Copy out each line exactly as it appears.

A block of data:
______________________________
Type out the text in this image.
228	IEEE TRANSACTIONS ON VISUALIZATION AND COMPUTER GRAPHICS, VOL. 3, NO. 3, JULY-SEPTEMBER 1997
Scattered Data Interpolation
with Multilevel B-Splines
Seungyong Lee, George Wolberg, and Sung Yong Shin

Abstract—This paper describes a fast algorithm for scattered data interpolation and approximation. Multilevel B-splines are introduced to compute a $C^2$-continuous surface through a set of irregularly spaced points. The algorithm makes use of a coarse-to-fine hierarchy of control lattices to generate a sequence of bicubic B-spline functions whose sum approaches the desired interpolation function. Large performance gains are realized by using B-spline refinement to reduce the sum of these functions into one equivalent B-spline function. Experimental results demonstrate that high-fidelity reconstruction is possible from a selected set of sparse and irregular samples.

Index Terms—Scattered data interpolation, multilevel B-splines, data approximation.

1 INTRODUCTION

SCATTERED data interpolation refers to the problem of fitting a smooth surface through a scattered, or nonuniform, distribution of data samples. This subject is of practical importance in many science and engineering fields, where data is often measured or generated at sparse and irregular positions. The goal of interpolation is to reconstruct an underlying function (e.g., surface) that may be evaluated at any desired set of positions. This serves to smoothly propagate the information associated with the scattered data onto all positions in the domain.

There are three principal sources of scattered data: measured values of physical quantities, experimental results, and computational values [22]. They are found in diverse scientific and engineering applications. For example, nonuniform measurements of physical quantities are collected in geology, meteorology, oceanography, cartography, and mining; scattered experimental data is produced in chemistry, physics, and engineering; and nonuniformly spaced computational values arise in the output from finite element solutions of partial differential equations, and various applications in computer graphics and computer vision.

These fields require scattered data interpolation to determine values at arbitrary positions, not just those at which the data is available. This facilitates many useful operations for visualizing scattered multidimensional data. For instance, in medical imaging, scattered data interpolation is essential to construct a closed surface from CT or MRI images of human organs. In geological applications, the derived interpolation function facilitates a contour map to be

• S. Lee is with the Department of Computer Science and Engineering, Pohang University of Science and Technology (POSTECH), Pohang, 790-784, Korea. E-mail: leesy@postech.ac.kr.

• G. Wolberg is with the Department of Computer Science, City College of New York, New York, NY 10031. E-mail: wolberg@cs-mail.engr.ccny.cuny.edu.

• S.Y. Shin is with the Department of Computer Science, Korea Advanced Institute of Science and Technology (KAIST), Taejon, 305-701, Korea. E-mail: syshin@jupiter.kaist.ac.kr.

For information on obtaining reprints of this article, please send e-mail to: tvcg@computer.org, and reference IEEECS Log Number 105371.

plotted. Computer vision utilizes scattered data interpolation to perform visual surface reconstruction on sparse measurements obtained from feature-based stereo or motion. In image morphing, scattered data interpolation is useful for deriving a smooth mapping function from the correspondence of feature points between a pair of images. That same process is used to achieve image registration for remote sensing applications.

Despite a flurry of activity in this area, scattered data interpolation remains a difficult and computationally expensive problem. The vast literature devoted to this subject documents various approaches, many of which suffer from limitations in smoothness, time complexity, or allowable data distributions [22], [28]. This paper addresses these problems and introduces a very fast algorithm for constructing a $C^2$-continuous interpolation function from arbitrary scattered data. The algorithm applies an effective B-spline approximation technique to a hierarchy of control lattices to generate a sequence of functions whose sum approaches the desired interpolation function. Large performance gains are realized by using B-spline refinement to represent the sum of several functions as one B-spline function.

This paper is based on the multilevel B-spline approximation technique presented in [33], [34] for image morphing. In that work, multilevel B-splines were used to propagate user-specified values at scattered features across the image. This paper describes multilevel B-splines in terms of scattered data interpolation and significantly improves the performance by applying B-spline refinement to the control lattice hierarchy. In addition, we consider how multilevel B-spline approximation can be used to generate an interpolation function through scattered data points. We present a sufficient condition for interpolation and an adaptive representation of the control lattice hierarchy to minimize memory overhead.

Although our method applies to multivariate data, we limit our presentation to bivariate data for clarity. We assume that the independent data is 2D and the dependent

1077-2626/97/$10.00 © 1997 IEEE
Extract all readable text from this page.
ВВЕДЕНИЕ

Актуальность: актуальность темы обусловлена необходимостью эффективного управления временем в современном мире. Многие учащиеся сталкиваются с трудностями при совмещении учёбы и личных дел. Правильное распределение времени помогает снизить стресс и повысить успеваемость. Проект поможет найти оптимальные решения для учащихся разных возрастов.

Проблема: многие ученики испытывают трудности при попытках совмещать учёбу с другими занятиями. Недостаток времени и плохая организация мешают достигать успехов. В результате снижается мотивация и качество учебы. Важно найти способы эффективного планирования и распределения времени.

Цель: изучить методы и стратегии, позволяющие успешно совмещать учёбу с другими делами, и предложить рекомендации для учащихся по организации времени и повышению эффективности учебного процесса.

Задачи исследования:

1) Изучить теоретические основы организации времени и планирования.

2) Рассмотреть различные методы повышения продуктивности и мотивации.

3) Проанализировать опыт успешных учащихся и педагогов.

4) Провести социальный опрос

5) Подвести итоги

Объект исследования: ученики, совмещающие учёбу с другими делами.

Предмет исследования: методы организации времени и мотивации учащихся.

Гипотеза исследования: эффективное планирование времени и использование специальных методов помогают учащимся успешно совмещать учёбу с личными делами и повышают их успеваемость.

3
______________________________
▶ **FULL RESPONSE**
Type out the text in this image.
228	IEEE TRANSACTIONS ON VISUALIZATION AND COMPUTER GRAPHICS, VOL. 3, NO. 3, JULY-SEPTEMBER 1997
Scattered Data Interpolation
with Multilevel B-Splines
Seungyong Lee, George Wolberg, and Sung Yong Shin

Abstract—This paper describes a fast algorithm for scattered data interpolation and approximation. Multilevel B-splines are introduced to compute a $C^2$-continuous surface through a set of irregularly spaced points. The algorithm makes use of a coarse-to-fine hierarchy of control lattices to generate a sequence of bicubic B-spline functions whose sum approaches the desired interpolation function. Large performance gains are realized by using B-spline refinement to reduce the sum of these functions into one equivalent B-spline function. Experimental results demonstrate that high-fidelity reconstruction is possible from a selected set of sparse and irregular samples.

Index Terms—Scattered data interpolation, multilevel B-splines, data approximation.

1 INTRODUCTION

SCATTERED data interpolation refers to the problem of fitting a smooth surface through a scattered, or nonuniform, distribution of data samples. This subject is of practical importance in many science and engineering fields, where data is often measured or generated at sparse and irregular positions. The goal of interpolation is to reconstruct an underlying function (e.g., surface) that may be evaluated at any desired set of positions. This serves to smoothly propagate the information associated with the scattered data onto all positions in the domain.

There are three principal sources of scattered data: measured values of physical quantities, experimental results, and computational values [22]. They are found in diverse scientific and engineering applications. For example, nonuniform measurements of physical quantities are collected in geology, meteorology, oceanography, cartography, and mining; scattered experimental data is produced in chemistry, physics, and engineering; and nonuniformly spaced computational values arise in the output from finite element solutions of partial differential equations, and various applications in computer graphics and computer vision.

These fields require scattered data interpolation to determine values at arbitrary positions, not just those at which the data is available. This facilitates many useful operations for visualizing scattered multidimensional data. For instance, in medical imaging, scattered data interpolation is essential to construct a closed surface from CT or MRI images of human organs. In geological applications, the derived interpolation function facilitates a contour map to be

• S. Lee is with the Department of Computer Science and Engineering, Pohang University of Science and Technology (POSTECH), Pohang, 790-784, Korea. E-mail: leesy@postech.ac.kr.

• G. Wolberg is with the Department of Computer Science, City College of New York, New York, NY 10031. E-mail: wolberg@cs-mail.engr.ccny.cuny.edu.

• S.Y. Shin is with the Department of Computer Science, Korea Advanced Institute of Science and Technology (KAIST), Taejon, 305-701, Korea. E-mail: syshin@jupiter.kaist.ac.kr.

For information on obtaining reprints of this article, please send e-mail to: tvcg@computer.org, and reference IEEECS Log Number 105371.

plotted. Computer vision utilizes scattered data interpolation to perform visual surface reconstruction on sparse measurements obtained from feature-based stereo or motion. In image morphing, scattered data interpolation is useful for deriving a smooth mapping function from the correspondence of feature points between a pair of images. That same process is used to achieve image registration for remote sensing applications.

Despite a flurry of activity in this area, scattered data interpolation remains a difficult and computationally expensive problem. The vast literature devoted to this subject documents various approaches, many of which suffer from limitations in smoothness, time complexity, or allowable data distributions [22], [28]. This paper addresses these problems and introduces a very fast algorithm for constructing a $C^2$-continuous interpolation function from arbitrary scattered data. The algorithm applies an effective B-spline approximation technique to a hierarchy of control lattices to generate a sequence of functions whose sum approaches the desired interpolation function. Large performance gains are realized by using B-spline refinement to represent the sum of several functions as one B-spline function.

This paper is based on the multilevel B-spline approximation technique presented in [33], [34] for image morphing. In that work, multilevel B-splines were used to propagate user-specified values at scattered features across the image. This paper describes multilevel B-splines in terms of scattered data interpolation and significantly improves the performance by applying B-spline refinement to the control lattice hierarchy. In addition, we consider how multilevel B-spline approximation can be used to generate an interpolation function through scattered data points. We present a sufficient condition for interpolation and an adaptive representation of the control lattice hierarchy to minimize memory overhead.

Although our method applies to multivariate data, we limit our presentation to bivariate data for clarity. We assume that the independent data is 2D and the dependent

1077-2626/97/$10.00 © 1997 IEEE
Extract all readable text from this page.
ВВЕДЕНИЕ

Актуальность: актуальность темы обусловлена необходимостью эффективного управления временем в современном мире. Многие учащиеся сталкиваются с трудностями при совмещении учёбы и личных дел. Правильное распределение времени помогает снизить стресс и повысить успеваемость. Проект поможет найти оптимальные решения для учащихся разных возрастов.

Проблема: многие ученики испытывают трудности при попытках совмещать учёбу с другими занятиями. Недостаток времени и плохая организация мешают достигать успехов. В результате снижается мотивация и качество учебы. Важно найти способы эффективного планирования и распределения времени.

Цель: изучить методы и стратегии, позволяющие успешно совмещать учёбу с другими делами, и предложить рекомендации для учащихся по организации времени и повышению эффективности учебного процесса.

Задачи исследования:

1) Изучить теоретические основы организации времени и планирования.

2) Рассмотреть различные методы повышения продуктивности и мотивации.

3) Проанализировать опыт успешных учащихся и педагогов.

4) Провести социальный опрос

5) Подвести итоги

Объект исследования: ученики, совмещающие учёбу с другими делами.

Предмет исследования: методы организации времени и мотивации учащихся.

Гипотеза исследования: эффективное планирование времени и использование специальных методов помогают учащимся успешно совмещать учёбу с личными делами и повышают их успеваемость.

3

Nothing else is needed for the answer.